*Stated goal:*
Print all records exactly, leaving nothing out.
----- The records -----
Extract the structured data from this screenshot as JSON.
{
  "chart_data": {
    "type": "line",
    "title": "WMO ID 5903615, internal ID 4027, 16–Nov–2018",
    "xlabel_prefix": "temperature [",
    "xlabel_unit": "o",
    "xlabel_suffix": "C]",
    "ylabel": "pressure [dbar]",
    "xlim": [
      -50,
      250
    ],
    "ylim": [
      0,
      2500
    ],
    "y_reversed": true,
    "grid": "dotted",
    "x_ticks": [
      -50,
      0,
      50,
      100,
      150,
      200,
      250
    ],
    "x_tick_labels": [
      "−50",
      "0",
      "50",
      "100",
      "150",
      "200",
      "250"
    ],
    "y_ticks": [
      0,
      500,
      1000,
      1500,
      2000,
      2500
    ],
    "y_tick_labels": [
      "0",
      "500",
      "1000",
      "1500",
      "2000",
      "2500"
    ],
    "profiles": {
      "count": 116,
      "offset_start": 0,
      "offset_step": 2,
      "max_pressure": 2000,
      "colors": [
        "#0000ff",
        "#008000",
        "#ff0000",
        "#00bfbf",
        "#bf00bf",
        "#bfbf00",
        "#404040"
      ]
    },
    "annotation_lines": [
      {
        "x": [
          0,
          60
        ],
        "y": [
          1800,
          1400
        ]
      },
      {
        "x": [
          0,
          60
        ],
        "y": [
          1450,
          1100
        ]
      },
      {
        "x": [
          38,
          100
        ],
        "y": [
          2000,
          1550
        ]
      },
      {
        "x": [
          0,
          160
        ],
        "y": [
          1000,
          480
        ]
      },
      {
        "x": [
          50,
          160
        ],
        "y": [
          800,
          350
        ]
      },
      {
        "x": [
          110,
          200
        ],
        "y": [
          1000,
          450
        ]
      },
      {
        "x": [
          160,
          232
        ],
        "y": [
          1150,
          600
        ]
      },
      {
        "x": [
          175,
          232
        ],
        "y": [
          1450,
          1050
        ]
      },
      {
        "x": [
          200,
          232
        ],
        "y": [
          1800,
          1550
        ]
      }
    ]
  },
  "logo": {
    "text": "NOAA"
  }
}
-----
*Response:*
Extract the structured data from this screenshot as JSON.
{
  "chart_data": {
    "type": "line",
    "title": "WMO ID 5903615, internal ID 4027, 16–Nov–2018",
    "xlabel_prefix": "temperature [",
    "xlabel_unit": "o",
    "xlabel_suffix": "C]",
    "ylabel": "pressure [dbar]",
    "xlim": [
      -50,
      250
    ],
    "ylim": [
      0,
      2500
    ],
    "y_reversed": true,
    "grid": "dotted",
    "x_ticks": [
      -50,
      0,
      50,
      100,
      150,
      200,
      250
    ],
    "x_tick_labels": [
      "−50",
      "0",
      "50",
      "100",
      "150",
      "200",
      "250"
    ],
    "y_ticks": [
      0,
      500,
      1000,
      1500,
      2000,
      2500
    ],
    "y_tick_labels": [
      "0",
      "500",
      "1000",
      "1500",
      "2000",
      "2500"
    ],
    "profiles": {
      "count": 116,
      "offset_start": 0,
      "offset_step": 2,
      "max_pressure": 2000,
      "colors": [
        "#0000ff",
        "#008000",
        "#ff0000",
        "#00bfbf",
        "#bf00bf",
        "#bfbf00",
        "#404040"
      ]
    },
    "annotation_lines": [
      {
        "x": [
          0,
          60
        ],
        "y": [
          1800,
          1400
        ]
      },
      {
        "x": [
          0,
          60
        ],
        "y": [
          1450,
          1100
        ]
      },
      {
        "x": [
          38,
          100
        ],
        "y": [
          2000,
          1550
        ]
      },
      {
        "x": [
          0,
          160
        ],
        "y": [
          1000,
          480
        ]
      },
      {
        "x": [
          50,
          160
        ],
        "y": [
          800,
          350
        ]
      },
      {
        "x": [
          110,
          200
        ],
        "y": [
          1000,
          450
        ]
      },
      {
        "x": [
          160,
          232
        ],
        "y": [
          1150,
          600
        ]
      },
      {
        "x": [
          175,
          232
        ],
        "y": [
          1450,
          1050
        ]
      },
      {
        "x": [
          200,
          232
        ],
        "y": [
          1800,
          1550
        ]
      }
    ]
  },
  "logo": {
    "text": "NOAA"
  }
}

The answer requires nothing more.